>> Start Raw data

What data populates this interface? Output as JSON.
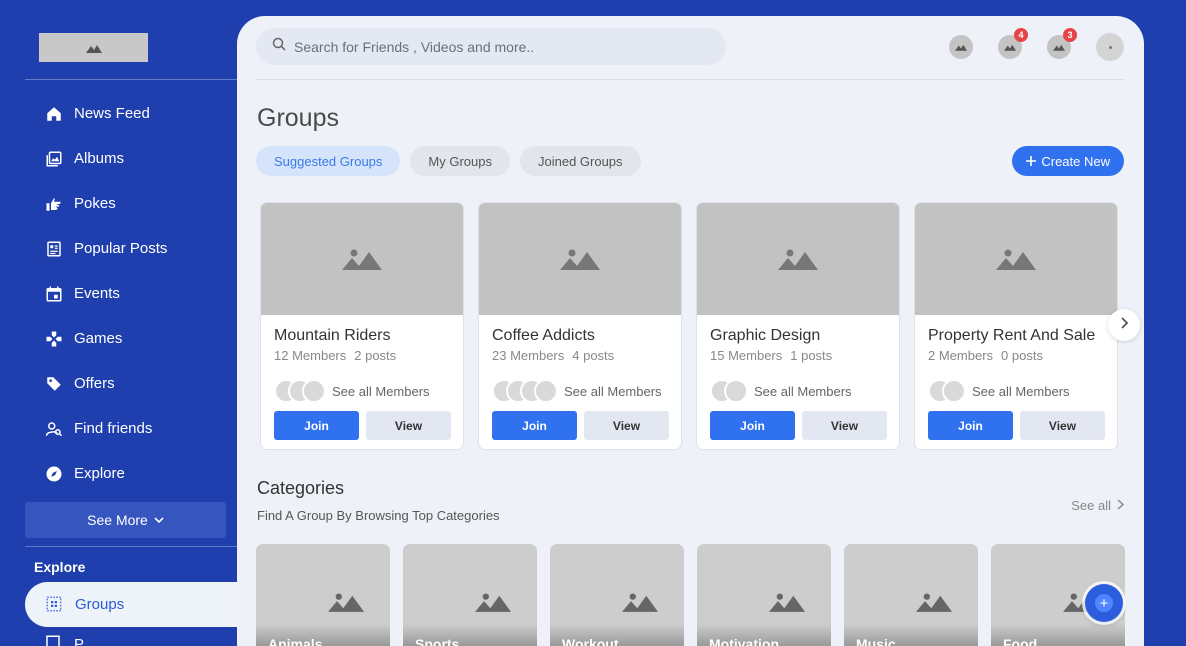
{
  "sidebar": {
    "nav_items": [
      {
        "label": "News Feed",
        "icon": "home-icon"
      },
      {
        "label": "Albums",
        "icon": "albums-icon"
      },
      {
        "label": "Pokes",
        "icon": "poke-icon"
      },
      {
        "label": "Popular Posts",
        "icon": "popular-posts-icon"
      },
      {
        "label": "Events",
        "icon": "calendar-icon"
      },
      {
        "label": "Games",
        "icon": "gamepad-icon"
      },
      {
        "label": "Offers",
        "icon": "tag-icon"
      },
      {
        "label": "Find friends",
        "icon": "find-friends-icon"
      },
      {
        "label": "Explore",
        "icon": "compass-icon"
      }
    ],
    "see_more": "See More",
    "explore_heading": "Explore",
    "active_item": "Groups",
    "next_item": "P"
  },
  "header": {
    "search_placeholder": "Search for Friends , Videos and more..",
    "badges": {
      "messages": "4",
      "notifications": "3"
    }
  },
  "page": {
    "title": "Groups",
    "tabs": [
      "Suggested Groups",
      "My Groups",
      "Joined Groups"
    ],
    "create_label": "Create New"
  },
  "groups": [
    {
      "name": "Mountain Riders",
      "members": "12 Members",
      "posts": "2 posts",
      "see_all": "See all Members",
      "join": "Join",
      "view": "View"
    },
    {
      "name": "Coffee Addicts",
      "members": "23 Members",
      "posts": "4 posts",
      "see_all": "See all Members",
      "join": "Join",
      "view": "View"
    },
    {
      "name": "Graphic Design",
      "members": "15 Members",
      "posts": "1 posts",
      "see_all": "See all Members",
      "join": "Join",
      "view": "View"
    },
    {
      "name": "Property Rent And Sale",
      "members": "2 Members",
      "posts": "0 posts",
      "see_all": "See all Members",
      "join": "Join",
      "view": "View"
    }
  ],
  "categories": {
    "title": "Categories",
    "subtitle": "Find A Group By Browsing Top Categories",
    "see_all": "See all",
    "items": [
      "Animals",
      "Sports",
      "Workout",
      "Motivation",
      "Music",
      "Food"
    ]
  },
  "colors": {
    "sidebar_bg": "#1f3fae",
    "accent": "#2f71ee",
    "badge": "#e74545"
  }
}
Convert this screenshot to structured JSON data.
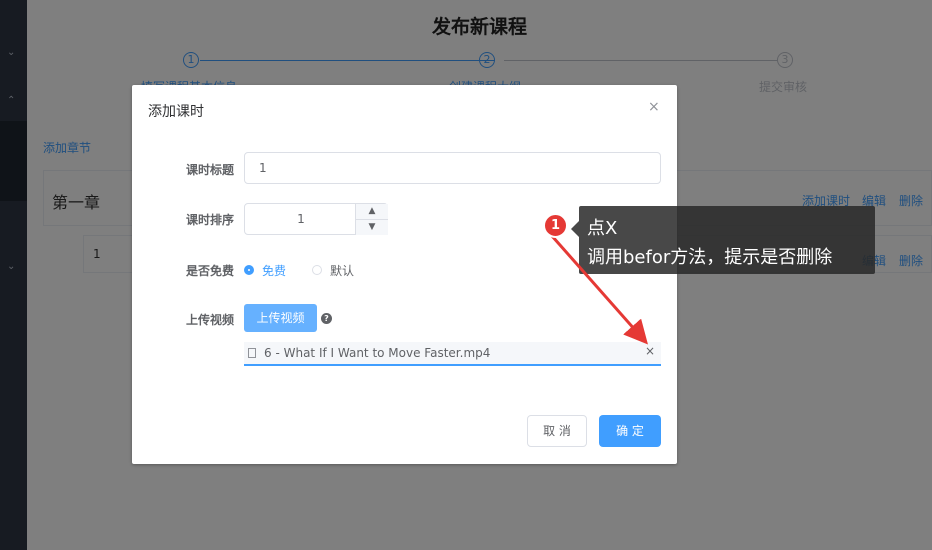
{
  "page": {
    "title": "发布新课程",
    "steps": [
      {
        "number": "1",
        "label": "填写课程基本信息"
      },
      {
        "number": "2",
        "label": "创建课程大纲"
      },
      {
        "number": "3",
        "label": "提交审核"
      }
    ]
  },
  "chapter_area": {
    "add_chapter": "添加章节",
    "chapter_title": "第一章",
    "chapter_actions": [
      "添加课时",
      "编辑",
      "删除"
    ],
    "lesson_title": "1",
    "lesson_actions": [
      "编辑",
      "删除"
    ]
  },
  "dialog": {
    "title": "添加课时",
    "close_icon": "×",
    "fields": {
      "title_label": "课时标题",
      "title_value": "1",
      "sort_label": "课时排序",
      "sort_value": "1",
      "free_label": "是否免费",
      "free_options": [
        "免费",
        "默认"
      ],
      "upload_label": "上传视频",
      "upload_button": "上传视频",
      "help_icon": "?",
      "file_name": "6 - What If I Want to Move Faster.mp4",
      "file_remove": "×"
    },
    "buttons": {
      "cancel": "取 消",
      "confirm": "确 定"
    }
  },
  "annotation": {
    "marker": "1",
    "line1": "点X",
    "line2": "调用befor方法，提示是否删除"
  },
  "colors": {
    "primary": "#409eff",
    "sidebar": "#2f3644",
    "annotation_red": "#e53935"
  }
}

>> End Raw data

## Problem details:
In the copy, include no pictures; restate the listing above exactly.

## Correct result:
What data populates this interface? Output as JSON.
{
  "sidebar": {
    "nav_items": [
      {
        "label": "News Feed",
        "icon": "home-icon"
      },
      {
        "label": "Albums",
        "icon": "albums-icon"
      },
      {
        "label": "Pokes",
        "icon": "poke-icon"
      },
      {
        "label": "Popular Posts",
        "icon": "popular-posts-icon"
      },
      {
        "label": "Events",
        "icon": "calendar-icon"
      },
      {
        "label": "Games",
        "icon": "gamepad-icon"
      },
      {
        "label": "Offers",
        "icon": "tag-icon"
      },
      {
        "label": "Find friends",
        "icon": "find-friends-icon"
      },
      {
        "label": "Explore",
        "icon": "compass-icon"
      }
    ],
    "see_more": "See More",
    "explore_heading": "Explore",
    "active_item": "Groups",
    "next_item": "P"
  },
  "header": {
    "search_placeholder": "Search for Friends , Videos and more..",
    "badges": {
      "messages": "4",
      "notifications": "3"
    }
  },
  "page": {
    "title": "Groups",
    "tabs": [
      "Suggested Groups",
      "My Groups",
      "Joined Groups"
    ],
    "create_label": "Create New"
  },
  "groups": [
    {
      "name": "Mountain Riders",
      "members": "12 Members",
      "posts": "2 posts",
      "see_all": "See all Members",
      "join": "Join",
      "view": "View"
    },
    {
      "name": "Coffee Addicts",
      "members": "23 Members",
      "posts": "4 posts",
      "see_all": "See all Members",
      "join": "Join",
      "view": "View"
    },
    {
      "name": "Graphic Design",
      "members": "15 Members",
      "posts": "1 posts",
      "see_all": "See all Members",
      "join": "Join",
      "view": "View"
    },
    {
      "name": "Property Rent And Sale",
      "members": "2 Members",
      "posts": "0 posts",
      "see_all": "See all Members",
      "join": "Join",
      "view": "View"
    }
  ],
  "categories": {
    "title": "Categories",
    "subtitle": "Find A Group By Browsing Top Categories",
    "see_all": "See all",
    "items": [
      "Animals",
      "Sports",
      "Workout",
      "Motivation",
      "Music",
      "Food"
    ]
  },
  "colors": {
    "sidebar_bg": "#1f3fae",
    "accent": "#2f71ee",
    "badge": "#e74545"
  }
}
Convert this screenshot to structured JSON data.
{
  "page": {
    "title": "发布新课程",
    "steps": [
      {
        "number": "1",
        "label": "填写课程基本信息"
      },
      {
        "number": "2",
        "label": "创建课程大纲"
      },
      {
        "number": "3",
        "label": "提交审核"
      }
    ]
  },
  "chapter_area": {
    "add_chapter": "添加章节",
    "chapter_title": "第一章",
    "chapter_actions": [
      "添加课时",
      "编辑",
      "删除"
    ],
    "lesson_title": "1",
    "lesson_actions": [
      "编辑",
      "删除"
    ]
  },
  "dialog": {
    "title": "添加课时",
    "close_icon": "×",
    "fields": {
      "title_label": "课时标题",
      "title_value": "1",
      "sort_label": "课时排序",
      "sort_value": "1",
      "free_label": "是否免费",
      "free_options": [
        "免费",
        "默认"
      ],
      "upload_label": "上传视频",
      "upload_button": "上传视频",
      "help_icon": "?",
      "file_name": "6 - What If I Want to Move Faster.mp4",
      "file_remove": "×"
    },
    "buttons": {
      "cancel": "取 消",
      "confirm": "确 定"
    }
  },
  "annotation": {
    "marker": "1",
    "line1": "点X",
    "line2": "调用befor方法，提示是否删除"
  },
  "colors": {
    "primary": "#409eff",
    "sidebar": "#2f3644",
    "annotation_red": "#e53935"
  }
}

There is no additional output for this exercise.